■ Directions for this task ■
Could you copy every line from the material below in which "Consumer" appears?

-- begin Exercise data --

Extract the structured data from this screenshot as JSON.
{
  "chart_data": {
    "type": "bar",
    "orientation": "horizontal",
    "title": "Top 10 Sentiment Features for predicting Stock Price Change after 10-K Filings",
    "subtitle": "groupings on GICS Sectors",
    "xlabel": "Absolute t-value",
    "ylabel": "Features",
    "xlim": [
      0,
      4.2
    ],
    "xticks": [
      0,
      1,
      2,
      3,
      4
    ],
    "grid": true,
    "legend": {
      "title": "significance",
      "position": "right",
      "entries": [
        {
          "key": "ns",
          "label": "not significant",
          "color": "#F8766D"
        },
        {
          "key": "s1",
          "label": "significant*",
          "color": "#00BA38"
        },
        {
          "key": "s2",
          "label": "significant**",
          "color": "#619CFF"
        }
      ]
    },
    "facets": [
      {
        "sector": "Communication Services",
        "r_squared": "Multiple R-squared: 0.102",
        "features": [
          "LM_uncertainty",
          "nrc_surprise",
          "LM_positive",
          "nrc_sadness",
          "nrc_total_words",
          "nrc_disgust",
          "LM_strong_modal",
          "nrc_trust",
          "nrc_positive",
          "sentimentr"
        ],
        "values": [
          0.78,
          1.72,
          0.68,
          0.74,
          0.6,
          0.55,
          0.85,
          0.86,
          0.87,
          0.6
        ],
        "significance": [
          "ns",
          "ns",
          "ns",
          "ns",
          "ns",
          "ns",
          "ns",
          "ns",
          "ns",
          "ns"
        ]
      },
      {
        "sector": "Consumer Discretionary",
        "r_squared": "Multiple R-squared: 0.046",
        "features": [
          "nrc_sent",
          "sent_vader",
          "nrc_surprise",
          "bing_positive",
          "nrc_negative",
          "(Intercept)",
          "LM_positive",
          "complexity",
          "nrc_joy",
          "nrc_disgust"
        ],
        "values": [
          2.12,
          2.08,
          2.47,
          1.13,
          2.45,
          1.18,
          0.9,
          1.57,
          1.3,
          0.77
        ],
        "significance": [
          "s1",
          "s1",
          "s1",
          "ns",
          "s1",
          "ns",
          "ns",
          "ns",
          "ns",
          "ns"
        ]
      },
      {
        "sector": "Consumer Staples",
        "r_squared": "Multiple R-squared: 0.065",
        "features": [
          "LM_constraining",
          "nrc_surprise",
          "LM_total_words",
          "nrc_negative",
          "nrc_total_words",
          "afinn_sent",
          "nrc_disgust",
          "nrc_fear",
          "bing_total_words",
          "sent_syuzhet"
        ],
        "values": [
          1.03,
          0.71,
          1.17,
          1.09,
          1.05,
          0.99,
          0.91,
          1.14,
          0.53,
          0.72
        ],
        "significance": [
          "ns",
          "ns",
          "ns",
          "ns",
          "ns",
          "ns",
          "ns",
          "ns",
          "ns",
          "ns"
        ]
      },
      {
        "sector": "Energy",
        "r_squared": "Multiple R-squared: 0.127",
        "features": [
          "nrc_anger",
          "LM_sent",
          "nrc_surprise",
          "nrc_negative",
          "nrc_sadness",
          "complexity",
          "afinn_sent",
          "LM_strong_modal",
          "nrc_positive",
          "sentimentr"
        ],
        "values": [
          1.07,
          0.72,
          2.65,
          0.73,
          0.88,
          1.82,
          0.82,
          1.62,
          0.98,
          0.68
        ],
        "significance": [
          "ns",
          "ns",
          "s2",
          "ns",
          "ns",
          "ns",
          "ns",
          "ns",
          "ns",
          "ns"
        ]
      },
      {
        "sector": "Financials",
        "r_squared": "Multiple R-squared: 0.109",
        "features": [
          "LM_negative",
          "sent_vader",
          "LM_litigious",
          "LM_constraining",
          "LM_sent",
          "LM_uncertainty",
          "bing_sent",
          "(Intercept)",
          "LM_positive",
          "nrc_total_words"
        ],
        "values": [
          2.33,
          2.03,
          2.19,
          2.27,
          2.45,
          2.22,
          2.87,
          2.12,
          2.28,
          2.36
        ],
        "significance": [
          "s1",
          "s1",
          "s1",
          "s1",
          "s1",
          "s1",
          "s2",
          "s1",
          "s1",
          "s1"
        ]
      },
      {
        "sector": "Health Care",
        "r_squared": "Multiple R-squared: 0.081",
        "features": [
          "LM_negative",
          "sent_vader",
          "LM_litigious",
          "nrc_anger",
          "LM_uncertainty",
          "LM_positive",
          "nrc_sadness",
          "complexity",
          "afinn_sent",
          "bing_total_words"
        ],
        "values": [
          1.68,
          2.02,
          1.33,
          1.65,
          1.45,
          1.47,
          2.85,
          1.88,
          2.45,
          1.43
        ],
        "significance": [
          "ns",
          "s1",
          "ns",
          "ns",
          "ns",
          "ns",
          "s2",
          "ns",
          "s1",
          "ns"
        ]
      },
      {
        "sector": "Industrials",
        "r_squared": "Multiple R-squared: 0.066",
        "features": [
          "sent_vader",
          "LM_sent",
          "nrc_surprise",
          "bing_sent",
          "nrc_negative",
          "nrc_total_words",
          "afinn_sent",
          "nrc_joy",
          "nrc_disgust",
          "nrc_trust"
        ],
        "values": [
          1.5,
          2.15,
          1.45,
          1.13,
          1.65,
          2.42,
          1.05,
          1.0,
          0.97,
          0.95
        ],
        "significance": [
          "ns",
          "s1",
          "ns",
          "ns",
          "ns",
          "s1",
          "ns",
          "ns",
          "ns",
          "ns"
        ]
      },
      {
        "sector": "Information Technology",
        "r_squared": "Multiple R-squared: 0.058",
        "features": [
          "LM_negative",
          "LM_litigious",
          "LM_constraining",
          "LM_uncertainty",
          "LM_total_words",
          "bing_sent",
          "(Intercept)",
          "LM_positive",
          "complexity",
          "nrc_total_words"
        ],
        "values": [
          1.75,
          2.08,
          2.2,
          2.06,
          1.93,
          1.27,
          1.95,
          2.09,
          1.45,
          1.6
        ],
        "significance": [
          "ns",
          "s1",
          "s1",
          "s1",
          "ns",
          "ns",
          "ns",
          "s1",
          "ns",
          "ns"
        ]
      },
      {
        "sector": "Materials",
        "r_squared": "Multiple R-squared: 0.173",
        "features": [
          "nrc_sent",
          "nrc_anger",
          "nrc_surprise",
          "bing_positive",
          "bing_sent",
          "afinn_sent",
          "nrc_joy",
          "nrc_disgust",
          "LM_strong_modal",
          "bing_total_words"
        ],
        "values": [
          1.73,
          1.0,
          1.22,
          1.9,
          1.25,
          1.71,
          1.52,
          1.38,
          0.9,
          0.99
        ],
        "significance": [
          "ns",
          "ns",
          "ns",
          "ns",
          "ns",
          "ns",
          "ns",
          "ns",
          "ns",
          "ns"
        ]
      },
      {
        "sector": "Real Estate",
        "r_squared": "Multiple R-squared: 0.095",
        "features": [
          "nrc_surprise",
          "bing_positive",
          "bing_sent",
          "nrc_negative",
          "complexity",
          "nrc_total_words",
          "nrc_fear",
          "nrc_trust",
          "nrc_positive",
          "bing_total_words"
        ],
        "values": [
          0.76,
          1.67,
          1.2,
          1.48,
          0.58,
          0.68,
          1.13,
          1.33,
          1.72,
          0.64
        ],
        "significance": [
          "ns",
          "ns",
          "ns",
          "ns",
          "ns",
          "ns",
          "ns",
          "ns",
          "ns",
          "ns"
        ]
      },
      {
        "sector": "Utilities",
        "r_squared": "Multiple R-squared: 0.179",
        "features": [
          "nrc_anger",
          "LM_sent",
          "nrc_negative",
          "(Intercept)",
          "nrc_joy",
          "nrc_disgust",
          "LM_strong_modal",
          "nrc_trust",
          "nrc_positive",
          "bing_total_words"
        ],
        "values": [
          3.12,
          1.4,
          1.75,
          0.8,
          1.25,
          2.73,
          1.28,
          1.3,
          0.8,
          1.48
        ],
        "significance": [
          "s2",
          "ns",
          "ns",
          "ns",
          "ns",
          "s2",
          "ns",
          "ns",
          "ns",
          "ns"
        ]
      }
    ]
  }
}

-- end Exercise data --

■ Written answer ■
        "sector": "Consumer Discretionary",
        "sector": "Consumer Staples",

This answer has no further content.